**Records from a data collection:**
+++
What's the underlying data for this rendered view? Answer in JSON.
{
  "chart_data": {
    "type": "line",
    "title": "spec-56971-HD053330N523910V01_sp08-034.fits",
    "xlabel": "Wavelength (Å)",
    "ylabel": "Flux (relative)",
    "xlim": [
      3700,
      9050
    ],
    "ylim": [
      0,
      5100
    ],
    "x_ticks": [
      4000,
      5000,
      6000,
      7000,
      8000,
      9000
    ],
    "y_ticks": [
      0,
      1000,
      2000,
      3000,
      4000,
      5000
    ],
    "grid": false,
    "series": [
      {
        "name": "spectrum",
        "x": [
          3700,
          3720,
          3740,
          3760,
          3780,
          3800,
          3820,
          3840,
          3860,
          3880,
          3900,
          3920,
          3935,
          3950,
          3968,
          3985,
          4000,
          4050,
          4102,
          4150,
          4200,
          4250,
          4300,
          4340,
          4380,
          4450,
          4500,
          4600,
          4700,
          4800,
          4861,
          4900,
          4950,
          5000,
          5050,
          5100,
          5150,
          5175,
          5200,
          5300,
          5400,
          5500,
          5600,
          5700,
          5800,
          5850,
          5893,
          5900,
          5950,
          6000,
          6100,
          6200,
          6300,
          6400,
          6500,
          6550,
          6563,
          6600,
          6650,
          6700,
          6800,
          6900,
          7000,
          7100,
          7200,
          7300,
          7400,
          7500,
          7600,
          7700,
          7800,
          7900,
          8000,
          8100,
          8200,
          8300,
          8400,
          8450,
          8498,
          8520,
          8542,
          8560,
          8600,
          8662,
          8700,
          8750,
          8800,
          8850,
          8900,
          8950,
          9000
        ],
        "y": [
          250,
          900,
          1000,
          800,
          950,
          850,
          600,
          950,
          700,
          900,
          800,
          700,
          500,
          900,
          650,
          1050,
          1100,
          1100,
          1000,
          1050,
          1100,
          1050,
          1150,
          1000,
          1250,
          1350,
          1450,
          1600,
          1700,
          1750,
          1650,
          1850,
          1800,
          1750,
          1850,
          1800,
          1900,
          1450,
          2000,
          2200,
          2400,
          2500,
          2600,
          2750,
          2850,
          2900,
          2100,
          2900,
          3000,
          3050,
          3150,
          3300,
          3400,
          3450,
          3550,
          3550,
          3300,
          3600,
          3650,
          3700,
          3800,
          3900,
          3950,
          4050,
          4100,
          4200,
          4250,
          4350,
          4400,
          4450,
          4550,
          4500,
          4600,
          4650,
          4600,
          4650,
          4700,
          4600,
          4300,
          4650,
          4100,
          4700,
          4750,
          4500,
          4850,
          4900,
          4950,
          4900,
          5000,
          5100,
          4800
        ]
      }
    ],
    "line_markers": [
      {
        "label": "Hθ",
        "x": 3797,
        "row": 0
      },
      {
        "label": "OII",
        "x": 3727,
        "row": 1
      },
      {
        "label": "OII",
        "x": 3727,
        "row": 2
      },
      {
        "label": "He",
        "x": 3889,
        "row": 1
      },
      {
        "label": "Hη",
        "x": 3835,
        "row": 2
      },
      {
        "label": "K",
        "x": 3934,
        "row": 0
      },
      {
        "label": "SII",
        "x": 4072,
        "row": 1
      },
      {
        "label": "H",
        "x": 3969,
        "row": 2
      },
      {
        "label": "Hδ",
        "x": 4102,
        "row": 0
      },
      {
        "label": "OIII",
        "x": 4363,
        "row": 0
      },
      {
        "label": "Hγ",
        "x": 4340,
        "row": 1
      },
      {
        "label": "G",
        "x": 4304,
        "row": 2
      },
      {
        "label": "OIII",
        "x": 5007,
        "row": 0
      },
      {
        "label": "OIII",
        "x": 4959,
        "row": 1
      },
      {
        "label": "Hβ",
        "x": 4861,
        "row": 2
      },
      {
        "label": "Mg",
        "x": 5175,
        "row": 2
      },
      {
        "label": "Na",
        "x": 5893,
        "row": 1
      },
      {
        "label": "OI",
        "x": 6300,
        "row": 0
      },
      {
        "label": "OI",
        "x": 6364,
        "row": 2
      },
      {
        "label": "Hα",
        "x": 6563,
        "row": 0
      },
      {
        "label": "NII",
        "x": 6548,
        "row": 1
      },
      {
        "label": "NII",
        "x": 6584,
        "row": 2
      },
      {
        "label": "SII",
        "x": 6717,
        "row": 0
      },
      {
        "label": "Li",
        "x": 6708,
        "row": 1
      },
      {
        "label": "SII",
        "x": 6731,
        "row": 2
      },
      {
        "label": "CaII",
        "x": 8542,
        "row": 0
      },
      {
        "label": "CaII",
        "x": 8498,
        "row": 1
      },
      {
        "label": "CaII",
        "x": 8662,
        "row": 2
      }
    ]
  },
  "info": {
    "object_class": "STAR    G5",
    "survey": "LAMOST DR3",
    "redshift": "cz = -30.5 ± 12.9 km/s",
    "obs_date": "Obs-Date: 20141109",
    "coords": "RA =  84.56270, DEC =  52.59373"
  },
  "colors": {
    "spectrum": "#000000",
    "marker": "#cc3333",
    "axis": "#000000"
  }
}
+++
**Problem requirements:**
Retype the whole listing above exactly.

**Result of this exercise:**
What's the underlying data for this rendered view? Answer in JSON.
{
  "chart_data": {
    "type": "line",
    "title": "spec-56971-HD053330N523910V01_sp08-034.fits",
    "xlabel": "Wavelength (Å)",
    "ylabel": "Flux (relative)",
    "xlim": [
      3700,
      9050
    ],
    "ylim": [
      0,
      5100
    ],
    "x_ticks": [
      4000,
      5000,
      6000,
      7000,
      8000,
      9000
    ],
    "y_ticks": [
      0,
      1000,
      2000,
      3000,
      4000,
      5000
    ],
    "grid": false,
    "series": [
      {
        "name": "spectrum",
        "x": [
          3700,
          3720,
          3740,
          3760,
          3780,
          3800,
          3820,
          3840,
          3860,
          3880,
          3900,
          3920,
          3935,
          3950,
          3968,
          3985,
          4000,
          4050,
          4102,
          4150,
          4200,
          4250,
          4300,
          4340,
          4380,
          4450,
          4500,
          4600,
          4700,
          4800,
          4861,
          4900,
          4950,
          5000,
          5050,
          5100,
          5150,
          5175,
          5200,
          5300,
          5400,
          5500,
          5600,
          5700,
          5800,
          5850,
          5893,
          5900,
          5950,
          6000,
          6100,
          6200,
          6300,
          6400,
          6500,
          6550,
          6563,
          6600,
          6650,
          6700,
          6800,
          6900,
          7000,
          7100,
          7200,
          7300,
          7400,
          7500,
          7600,
          7700,
          7800,
          7900,
          8000,
          8100,
          8200,
          8300,
          8400,
          8450,
          8498,
          8520,
          8542,
          8560,
          8600,
          8662,
          8700,
          8750,
          8800,
          8850,
          8900,
          8950,
          9000
        ],
        "y": [
          250,
          900,
          1000,
          800,
          950,
          850,
          600,
          950,
          700,
          900,
          800,
          700,
          500,
          900,
          650,
          1050,
          1100,
          1100,
          1000,
          1050,
          1100,
          1050,
          1150,
          1000,
          1250,
          1350,
          1450,
          1600,
          1700,
          1750,
          1650,
          1850,
          1800,
          1750,
          1850,
          1800,
          1900,
          1450,
          2000,
          2200,
          2400,
          2500,
          2600,
          2750,
          2850,
          2900,
          2100,
          2900,
          3000,
          3050,
          3150,
          3300,
          3400,
          3450,
          3550,
          3550,
          3300,
          3600,
          3650,
          3700,
          3800,
          3900,
          3950,
          4050,
          4100,
          4200,
          4250,
          4350,
          4400,
          4450,
          4550,
          4500,
          4600,
          4650,
          4600,
          4650,
          4700,
          4600,
          4300,
          4650,
          4100,
          4700,
          4750,
          4500,
          4850,
          4900,
          4950,
          4900,
          5000,
          5100,
          4800
        ]
      }
    ],
    "line_markers": [
      {
        "label": "Hθ",
        "x": 3797,
        "row": 0
      },
      {
        "label": "OII",
        "x": 3727,
        "row": 1
      },
      {
        "label": "OII",
        "x": 3727,
        "row": 2
      },
      {
        "label": "He",
        "x": 3889,
        "row": 1
      },
      {
        "label": "Hη",
        "x": 3835,
        "row": 2
      },
      {
        "label": "K",
        "x": 3934,
        "row": 0
      },
      {
        "label": "SII",
        "x": 4072,
        "row": 1
      },
      {
        "label": "H",
        "x": 3969,
        "row": 2
      },
      {
        "label": "Hδ",
        "x": 4102,
        "row": 0
      },
      {
        "label": "OIII",
        "x": 4363,
        "row": 0
      },
      {
        "label": "Hγ",
        "x": 4340,
        "row": 1
      },
      {
        "label": "G",
        "x": 4304,
        "row": 2
      },
      {
        "label": "OIII",
        "x": 5007,
        "row": 0
      },
      {
        "label": "OIII",
        "x": 4959,
        "row": 1
      },
      {
        "label": "Hβ",
        "x": 4861,
        "row": 2
      },
      {
        "label": "Mg",
        "x": 5175,
        "row": 2
      },
      {
        "label": "Na",
        "x": 5893,
        "row": 1
      },
      {
        "label": "OI",
        "x": 6300,
        "row": 0
      },
      {
        "label": "OI",
        "x": 6364,
        "row": 2
      },
      {
        "label": "Hα",
        "x": 6563,
        "row": 0
      },
      {
        "label": "NII",
        "x": 6548,
        "row": 1
      },
      {
        "label": "NII",
        "x": 6584,
        "row": 2
      },
      {
        "label": "SII",
        "x": 6717,
        "row": 0
      },
      {
        "label": "Li",
        "x": 6708,
        "row": 1
      },
      {
        "label": "SII",
        "x": 6731,
        "row": 2
      },
      {
        "label": "CaII",
        "x": 8542,
        "row": 0
      },
      {
        "label": "CaII",
        "x": 8498,
        "row": 1
      },
      {
        "label": "CaII",
        "x": 8662,
        "row": 2
      }
    ]
  },
  "info": {
    "object_class": "STAR    G5",
    "survey": "LAMOST DR3",
    "redshift": "cz = -30.5 ± 12.9 km/s",
    "obs_date": "Obs-Date: 20141109",
    "coords": "RA =  84.56270, DEC =  52.59373"
  },
  "colors": {
    "spectrum": "#000000",
    "marker": "#cc3333",
    "axis": "#000000"
  }
}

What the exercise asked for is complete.